• **AIM**
Filter the records for lines holding the string "Desocupación".

(Structured figure records)
****************

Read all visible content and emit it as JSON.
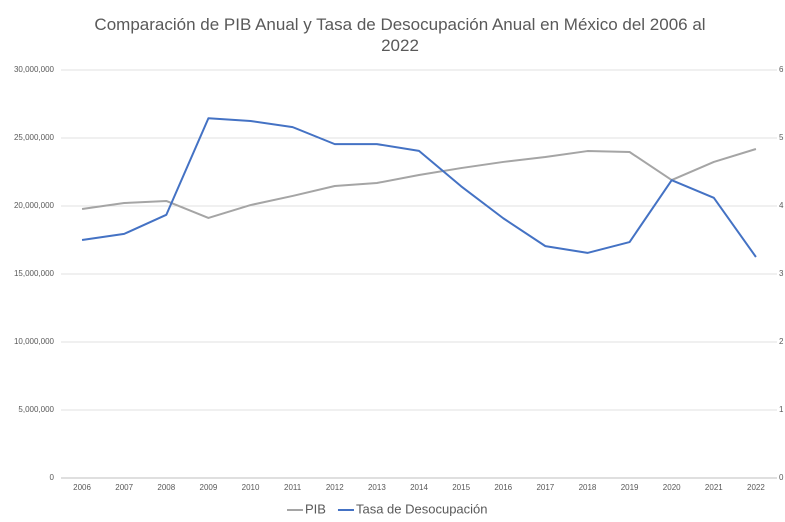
{
  "chart_data": {
    "type": "line",
    "title": "Comparación de PIB Anual y Tasa de Desocupación Anual en México del 2006 al 2022",
    "categories": [
      "2006",
      "2007",
      "2008",
      "2009",
      "2010",
      "2011",
      "2012",
      "2013",
      "2014",
      "2015",
      "2016",
      "2017",
      "2018",
      "2019",
      "2020",
      "2021",
      "2022"
    ],
    "series": [
      {
        "name": "PIB",
        "color": "#a5a5a5",
        "values": [
          19780000,
          20220000,
          20370000,
          19120000,
          20070000,
          20740000,
          21470000,
          21690000,
          22280000,
          22790000,
          23240000,
          23600000,
          24040000,
          23970000,
          21910000,
          23240000,
          24190000
        ]
      },
      {
        "name": "Tasa de Desocupación",
        "color": "#4472c4",
        "axis": "y2",
        "values": [
          3.5,
          3.59,
          3.87,
          5.29,
          5.25,
          5.16,
          4.91,
          4.91,
          4.81,
          4.29,
          3.82,
          3.41,
          3.31,
          3.47,
          4.38,
          4.12,
          3.25
        ]
      }
    ],
    "ylim": [
      0,
      30000000
    ],
    "yticks": [
      0,
      {
        "value": 5000000,
        "label": "5,000,000"
      },
      {
        "value": 10000000,
        "label": "10,000,000"
      },
      {
        "value": 15000000,
        "label": "15,000,000"
      },
      {
        "value": 20000000,
        "label": "20,000,000"
      },
      {
        "value": 25000000,
        "label": "25,000,000"
      },
      {
        "value": 30000000,
        "label": "30,000,000"
      }
    ],
    "y2lim": [
      0,
      6
    ],
    "y2ticks": [
      0,
      1,
      2,
      3,
      4,
      5,
      6
    ],
    "grid": true,
    "legend": "bottom"
  }
}
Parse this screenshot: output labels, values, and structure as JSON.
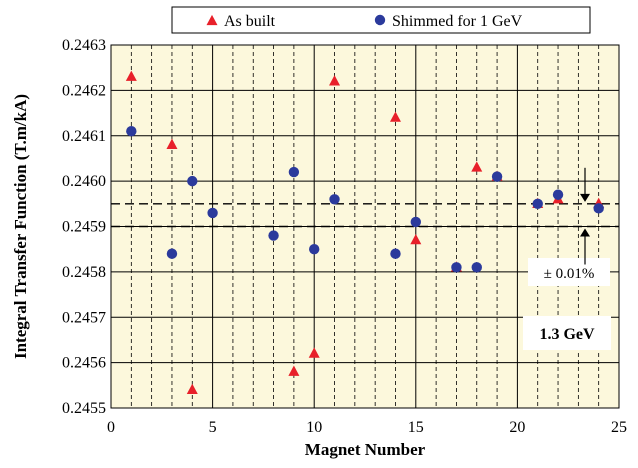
{
  "chart_data": {
    "type": "scatter",
    "xlabel": "Magnet Number",
    "ylabel": "Integral Transfer Function (T.m/kA)",
    "xlim": [
      0,
      25
    ],
    "ylim": [
      0.2455,
      0.2463
    ],
    "x_ticks": [
      0,
      5,
      10,
      15,
      20,
      25
    ],
    "x_tick_labels": [
      "0",
      "5",
      "10",
      "15",
      "20",
      "25"
    ],
    "y_ticks": [
      0.2455,
      0.2456,
      0.2457,
      0.2458,
      0.2459,
      0.246,
      0.2461,
      0.2462,
      0.2463
    ],
    "y_tick_labels": [
      "0.2455",
      "0.2456",
      "0.2457",
      "0.2458",
      "0.2459",
      "0.2460",
      "0.2461",
      "0.2462",
      "0.2463"
    ],
    "grid_major_x": [
      5,
      10,
      15,
      20
    ],
    "grid_minor_x": [
      1,
      2,
      3,
      4,
      6,
      7,
      8,
      9,
      11,
      12,
      13,
      14,
      16,
      17,
      18,
      19,
      21,
      22,
      23,
      24
    ],
    "grid_y": true,
    "legend_position": "top-center",
    "series": [
      {
        "name": "As built",
        "marker": "triangle",
        "color": "#e8202a",
        "points": [
          [
            1,
            0.24623
          ],
          [
            3,
            0.24608
          ],
          [
            4,
            0.24554
          ],
          [
            9,
            0.24558
          ],
          [
            10,
            0.24562
          ],
          [
            11,
            0.24622
          ],
          [
            14,
            0.24614
          ],
          [
            15,
            0.24587
          ],
          [
            17,
            0.24581
          ],
          [
            18,
            0.24603
          ],
          [
            19,
            0.24601
          ],
          [
            21,
            0.24595
          ],
          [
            22,
            0.24596
          ],
          [
            24,
            0.24595
          ]
        ]
      },
      {
        "name": "Shimmed for 1 GeV",
        "marker": "circle",
        "color": "#2b3a9c",
        "points": [
          [
            1,
            0.24611
          ],
          [
            3,
            0.24584
          ],
          [
            4,
            0.246
          ],
          [
            5,
            0.24593
          ],
          [
            8,
            0.24588
          ],
          [
            9,
            0.24602
          ],
          [
            10,
            0.24585
          ],
          [
            11,
            0.24596
          ],
          [
            14,
            0.24584
          ],
          [
            15,
            0.24591
          ],
          [
            17,
            0.24581
          ],
          [
            18,
            0.24581
          ],
          [
            19,
            0.24601
          ],
          [
            21,
            0.24595
          ],
          [
            22,
            0.24597
          ],
          [
            24,
            0.24594
          ]
        ]
      }
    ],
    "band": {
      "lower": 0.2459,
      "upper": 0.24595,
      "line_style": "dashed"
    },
    "annotations": {
      "tolerance": "± 0.01%",
      "energy": "1.3 GeV"
    }
  }
}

****************

• **CORRECT RESULT**
    "title": "Comparación de PIB Anual y Tasa de Desocupación Anual en México del 2006 al 2022",
        "name": "Tasa de Desocupación",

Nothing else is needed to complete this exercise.